Please copy the lines between the one holding "chart-title: EBITDA <box>568 40 728 72</box>" and the one holding "y-tick-label: 32 <box>510 172 548 198</box>", inclusive.

■ ■ ■ ■

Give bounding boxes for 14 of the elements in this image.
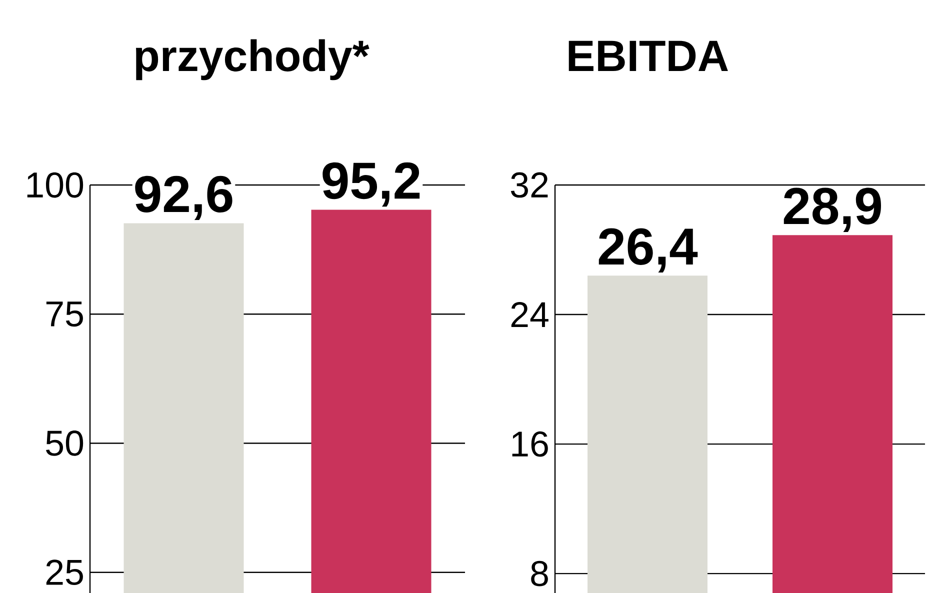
chart-title: EBITDA <box>568 40 728 72</box>
data-label: 28,9 <box>784 188 881 232</box>
chart-title: przychody* <box>136 39 370 80</box>
y-tick-label: 25 <box>46 560 83 586</box>
y-tick-label: 8 <box>531 560 548 586</box>
data-label: 26,4 <box>598 228 698 272</box>
data-label: 95,2 <box>322 162 420 207</box>
data-label: 92,6 <box>135 176 232 220</box>
y-tick-label: 24 <box>511 302 548 328</box>
y-tick-label: 75 <box>46 302 83 327</box>
y-tick-label: 32 <box>510 172 548 198</box>
y-tick-label: 100 <box>27 172 84 198</box>
y-tick-label: 16 <box>512 431 548 457</box>
y-tick-label: 50 <box>46 430 84 456</box>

■ ■ ■ ■

> EXERCISE SOLUTION
chart-title: EBITDA <box>568 40 728 72</box>
data-label: 28,9 <box>784 188 881 232</box>
chart-title: przychody* <box>136 39 370 80</box>
y-tick-label: 25 <box>46 560 83 586</box>
y-tick-label: 8 <box>531 560 548 586</box>
data-label: 26,4 <box>598 228 698 272</box>
data-label: 95,2 <box>322 162 420 207</box>
data-label: 92,6 <box>135 176 232 220</box>
y-tick-label: 24 <box>511 302 548 328</box>
y-tick-label: 75 <box>46 302 83 327</box>
y-tick-label: 32 <box>510 172 548 198</box>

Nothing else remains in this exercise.